• What the task asks:
What lines of the data hold the string "series"? Pull each one out.

• Data provided:

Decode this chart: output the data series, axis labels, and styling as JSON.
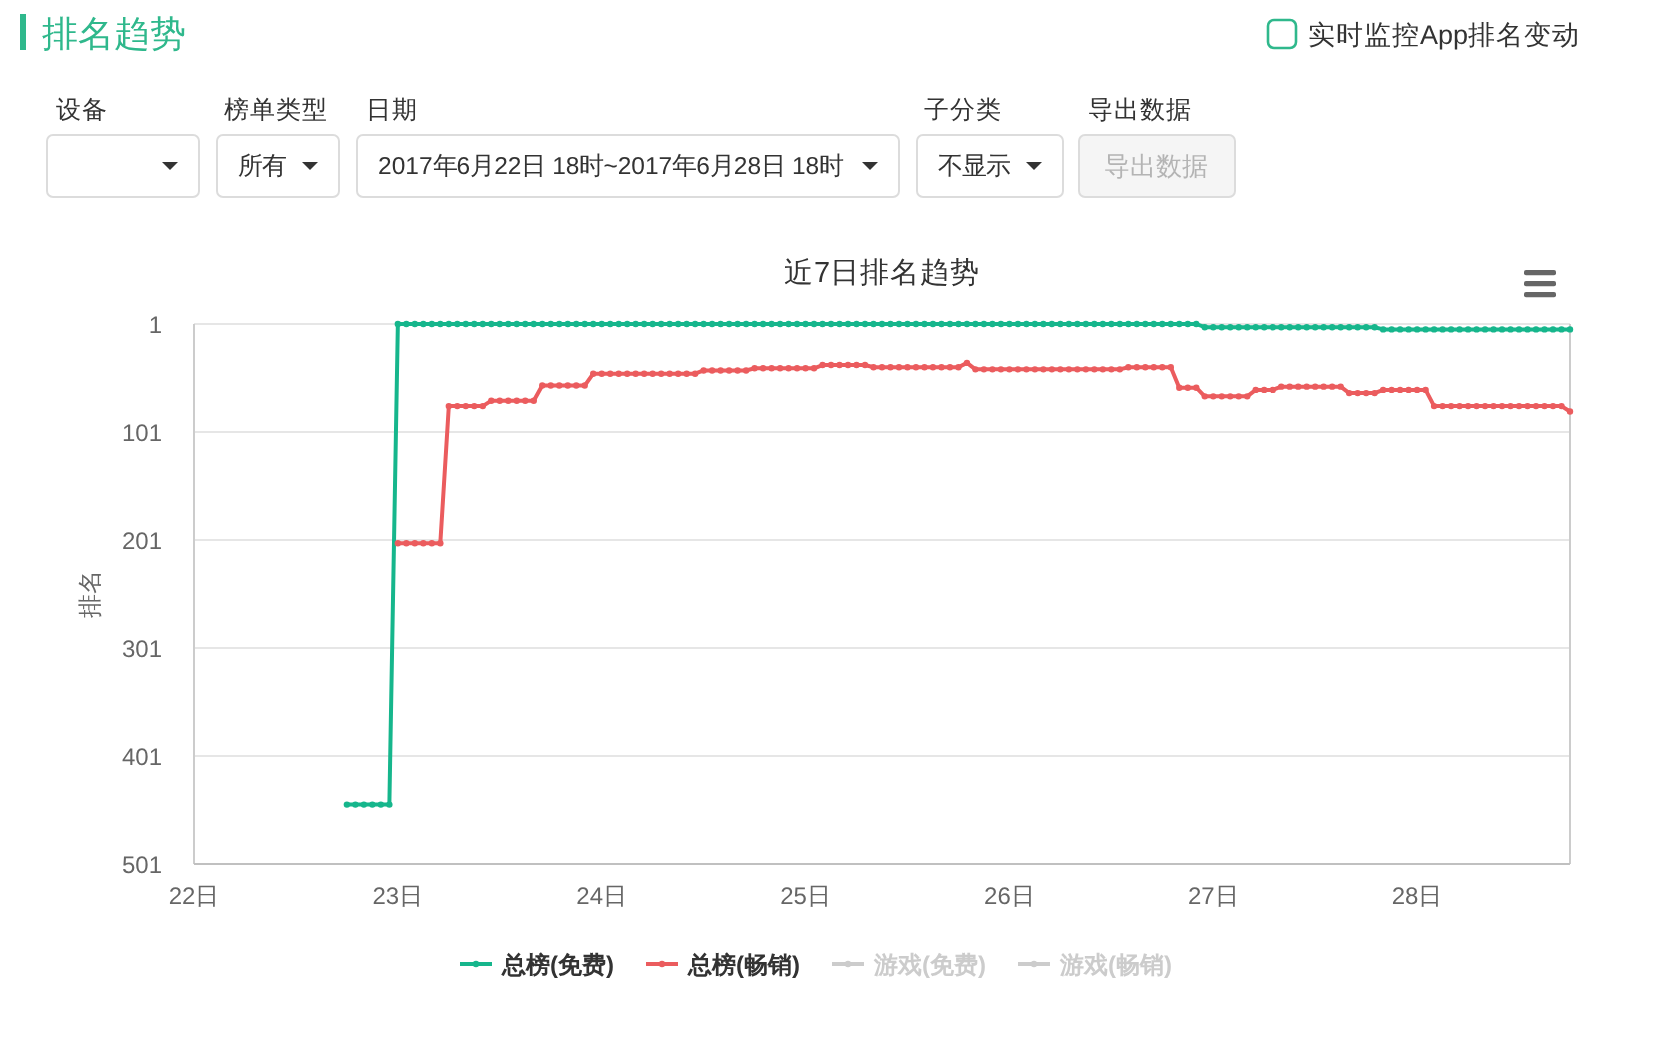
{
  "chart_data": {
    "type": "line",
    "title": "近7日排名趋势",
    "ylabel": "排名",
    "annotations": [
      "排名趋势",
      "实时监控App排名变动",
      "设备",
      "榜单类型",
      "所有",
      "日期",
      "2017年6月22日 18时~2017年6月28日 18时",
      "子分类",
      "不显示",
      "导出数据",
      "导出数据"
    ],
    "x": [
      "2017-06-22T18:00",
      "2017-06-22T19:00",
      "2017-06-22T20:00",
      "2017-06-22T21:00",
      "2017-06-22T22:00",
      "2017-06-22T23:00",
      "2017-06-23T00:00",
      "2017-06-23T01:00",
      "2017-06-23T02:00",
      "2017-06-23T03:00",
      "2017-06-23T04:00",
      "2017-06-23T05:00",
      "2017-06-23T06:00",
      "2017-06-23T07:00",
      "2017-06-23T08:00",
      "2017-06-23T09:00",
      "2017-06-23T10:00",
      "2017-06-23T11:00",
      "2017-06-23T12:00",
      "2017-06-23T13:00",
      "2017-06-23T14:00",
      "2017-06-23T15:00",
      "2017-06-23T16:00",
      "2017-06-23T17:00",
      "2017-06-23T18:00",
      "2017-06-23T19:00",
      "2017-06-23T20:00",
      "2017-06-23T21:00",
      "2017-06-23T22:00",
      "2017-06-23T23:00",
      "2017-06-24T00:00",
      "2017-06-24T01:00",
      "2017-06-24T02:00",
      "2017-06-24T03:00",
      "2017-06-24T04:00",
      "2017-06-24T05:00",
      "2017-06-24T06:00",
      "2017-06-24T07:00",
      "2017-06-24T08:00",
      "2017-06-24T09:00",
      "2017-06-24T10:00",
      "2017-06-24T11:00",
      "2017-06-24T12:00",
      "2017-06-24T13:00",
      "2017-06-24T14:00",
      "2017-06-24T15:00",
      "2017-06-24T16:00",
      "2017-06-24T17:00",
      "2017-06-24T18:00",
      "2017-06-24T19:00",
      "2017-06-24T20:00",
      "2017-06-24T21:00",
      "2017-06-24T22:00",
      "2017-06-24T23:00",
      "2017-06-25T00:00",
      "2017-06-25T01:00",
      "2017-06-25T02:00",
      "2017-06-25T03:00",
      "2017-06-25T04:00",
      "2017-06-25T05:00",
      "2017-06-25T06:00",
      "2017-06-25T07:00",
      "2017-06-25T08:00",
      "2017-06-25T09:00",
      "2017-06-25T10:00",
      "2017-06-25T11:00",
      "2017-06-25T12:00",
      "2017-06-25T13:00",
      "2017-06-25T14:00",
      "2017-06-25T15:00",
      "2017-06-25T16:00",
      "2017-06-25T17:00",
      "2017-06-25T18:00",
      "2017-06-25T19:00",
      "2017-06-25T20:00",
      "2017-06-25T21:00",
      "2017-06-25T22:00",
      "2017-06-25T23:00",
      "2017-06-26T00:00",
      "2017-06-26T01:00",
      "2017-06-26T02:00",
      "2017-06-26T03:00",
      "2017-06-26T04:00",
      "2017-06-26T05:00",
      "2017-06-26T06:00",
      "2017-06-26T07:00",
      "2017-06-26T08:00",
      "2017-06-26T09:00",
      "2017-06-26T10:00",
      "2017-06-26T11:00",
      "2017-06-26T12:00",
      "2017-06-26T13:00",
      "2017-06-26T14:00",
      "2017-06-26T15:00",
      "2017-06-26T16:00",
      "2017-06-26T17:00",
      "2017-06-26T18:00",
      "2017-06-26T19:00",
      "2017-06-26T20:00",
      "2017-06-26T21:00",
      "2017-06-26T22:00",
      "2017-06-26T23:00",
      "2017-06-27T00:00",
      "2017-06-27T01:00",
      "2017-06-27T02:00",
      "2017-06-27T03:00",
      "2017-06-27T04:00",
      "2017-06-27T05:00",
      "2017-06-27T06:00",
      "2017-06-27T07:00",
      "2017-06-27T08:00",
      "2017-06-27T09:00",
      "2017-06-27T10:00",
      "2017-06-27T11:00",
      "2017-06-27T12:00",
      "2017-06-27T13:00",
      "2017-06-27T14:00",
      "2017-06-27T15:00",
      "2017-06-27T16:00",
      "2017-06-27T17:00",
      "2017-06-27T18:00",
      "2017-06-27T19:00",
      "2017-06-27T20:00",
      "2017-06-27T21:00",
      "2017-06-27T22:00",
      "2017-06-27T23:00",
      "2017-06-28T00:00",
      "2017-06-28T01:00",
      "2017-06-28T02:00",
      "2017-06-28T03:00",
      "2017-06-28T04:00",
      "2017-06-28T05:00",
      "2017-06-28T06:00",
      "2017-06-28T07:00",
      "2017-06-28T08:00",
      "2017-06-28T09:00",
      "2017-06-28T10:00",
      "2017-06-28T11:00",
      "2017-06-28T12:00",
      "2017-06-28T13:00",
      "2017-06-28T14:00",
      "2017-06-28T15:00",
      "2017-06-28T16:00",
      "2017-06-28T17:00",
      "2017-06-28T18:00"
    ],
    "series": [
      {
        "name": "总榜(免费)",
        "color": "#16b68c",
        "values": [
          446,
          446,
          446,
          446,
          446,
          446,
          1,
          1,
          1,
          1,
          1,
          1,
          1,
          1,
          1,
          1,
          1,
          1,
          1,
          1,
          1,
          1,
          1,
          1,
          1,
          1,
          1,
          1,
          1,
          1,
          1,
          1,
          1,
          1,
          1,
          1,
          1,
          1,
          1,
          1,
          1,
          1,
          1,
          1,
          1,
          1,
          1,
          1,
          1,
          1,
          1,
          1,
          1,
          1,
          1,
          1,
          1,
          1,
          1,
          1,
          1,
          1,
          1,
          1,
          1,
          1,
          1,
          1,
          1,
          1,
          1,
          1,
          1,
          1,
          1,
          1,
          1,
          1,
          1,
          1,
          1,
          1,
          1,
          1,
          1,
          1,
          1,
          1,
          1,
          1,
          1,
          1,
          1,
          1,
          1,
          1,
          1,
          1,
          1,
          1,
          1,
          4,
          4,
          4,
          4,
          4,
          4,
          4,
          4,
          4,
          4,
          4,
          4,
          4,
          4,
          4,
          4,
          4,
          4,
          4,
          4,
          4,
          6,
          6,
          6,
          6,
          6,
          6,
          6,
          6,
          6,
          6,
          6,
          6,
          6,
          6,
          6,
          6,
          6,
          6,
          6,
          6,
          6,
          6,
          6
        ]
      },
      {
        "name": "总榜(畅销)",
        "color": "#eb5c5e",
        "values": [
          null,
          null,
          null,
          null,
          null,
          null,
          204,
          204,
          204,
          204,
          204,
          204,
          77,
          77,
          77,
          77,
          77,
          72,
          72,
          72,
          72,
          72,
          72,
          58,
          58,
          58,
          58,
          58,
          58,
          47,
          47,
          47,
          47,
          47,
          47,
          47,
          47,
          47,
          47,
          47,
          47,
          47,
          44,
          44,
          44,
          44,
          44,
          44,
          42,
          42,
          42,
          42,
          42,
          42,
          42,
          42,
          39,
          39,
          39,
          39,
          39,
          39,
          41,
          41,
          41,
          41,
          41,
          41,
          41,
          41,
          41,
          41,
          41,
          37,
          43,
          43,
          43,
          43,
          43,
          43,
          43,
          43,
          43,
          43,
          43,
          43,
          43,
          43,
          43,
          43,
          43,
          43,
          41,
          41,
          41,
          41,
          41,
          41,
          60,
          60,
          60,
          68,
          68,
          68,
          68,
          68,
          68,
          62,
          62,
          62,
          59,
          59,
          59,
          59,
          59,
          59,
          59,
          59,
          65,
          65,
          65,
          65,
          62,
          62,
          62,
          62,
          62,
          62,
          77,
          77,
          77,
          77,
          77,
          77,
          77,
          77,
          77,
          77,
          77,
          77,
          77,
          77,
          77,
          77,
          82
        ]
      },
      {
        "name": "游戏(免费)",
        "color": "#cccccc",
        "values": [
          null,
          null,
          null,
          null,
          null,
          null,
          null,
          null,
          null,
          null,
          null,
          null,
          null,
          null,
          null,
          null,
          null,
          null,
          null,
          null,
          null,
          null,
          null,
          null,
          null,
          null,
          null,
          null,
          null,
          null,
          null,
          null,
          null,
          null,
          null,
          null,
          null,
          null,
          null,
          null,
          null,
          null,
          null,
          null,
          null,
          null,
          null,
          null,
          null,
          null,
          null,
          null,
          null,
          null,
          null,
          null,
          null,
          null,
          null,
          null,
          null,
          null,
          null,
          null,
          null,
          null,
          null,
          null,
          null,
          null,
          null,
          null,
          null,
          null,
          null,
          null,
          null,
          null,
          null,
          null,
          null,
          null,
          null,
          null,
          null,
          null,
          null,
          null,
          null,
          null,
          null,
          null,
          null,
          null,
          null,
          null,
          null,
          null,
          null,
          null,
          null,
          null,
          null,
          null,
          null,
          null,
          null,
          null,
          null,
          null,
          null,
          null,
          null,
          null,
          null,
          null,
          null,
          null,
          null,
          null,
          null,
          null,
          null,
          null,
          null,
          null,
          null,
          null,
          null,
          null,
          null,
          null,
          null,
          null,
          null,
          null,
          null,
          null,
          null,
          null,
          null,
          null,
          null,
          null,
          null
        ]
      },
      {
        "name": "游戏(畅销)",
        "color": "#cccccc",
        "values": [
          null,
          null,
          null,
          null,
          null,
          null,
          null,
          null,
          null,
          null,
          null,
          null,
          null,
          null,
          null,
          null,
          null,
          null,
          null,
          null,
          null,
          null,
          null,
          null,
          null,
          null,
          null,
          null,
          null,
          null,
          null,
          null,
          null,
          null,
          null,
          null,
          null,
          null,
          null,
          null,
          null,
          null,
          null,
          null,
          null,
          null,
          null,
          null,
          null,
          null,
          null,
          null,
          null,
          null,
          null,
          null,
          null,
          null,
          null,
          null,
          null,
          null,
          null,
          null,
          null,
          null,
          null,
          null,
          null,
          null,
          null,
          null,
          null,
          null,
          null,
          null,
          null,
          null,
          null,
          null,
          null,
          null,
          null,
          null,
          null,
          null,
          null,
          null,
          null,
          null,
          null,
          null,
          null,
          null,
          null,
          null,
          null,
          null,
          null,
          null,
          null,
          null,
          null,
          null,
          null,
          null,
          null,
          null,
          null,
          null,
          null,
          null,
          null,
          null,
          null,
          null,
          null,
          null,
          null,
          null,
          null,
          null,
          null,
          null,
          null,
          null,
          null,
          null,
          null,
          null,
          null,
          null,
          null,
          null,
          null,
          null,
          null,
          null,
          null,
          null,
          null,
          null,
          null,
          null,
          null
        ]
      }
    ],
    "xlim": [
      "2017-06-22",
      "2017-06-28T18:00"
    ],
    "xticks": [
      {
        "value": "2017-06-22",
        "label": "22日"
      },
      {
        "value": "2017-06-23",
        "label": "23日"
      },
      {
        "value": "2017-06-24",
        "label": "24日"
      },
      {
        "value": "2017-06-25",
        "label": "25日"
      },
      {
        "value": "2017-06-26",
        "label": "26日"
      },
      {
        "value": "2017-06-27",
        "label": "27日"
      },
      {
        "value": "2017-06-28",
        "label": "28日"
      }
    ],
    "ylim": [
      501,
      1
    ],
    "yticks": [
      1,
      101,
      201,
      301,
      401,
      501
    ],
    "grid": "y",
    "legend": "bottom",
    "marker": "circle",
    "line_style": "solid"
  }
}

• Solution to this problem:
Decode this chart: output the data series, axis labels, and styling as JSON.
    "series": [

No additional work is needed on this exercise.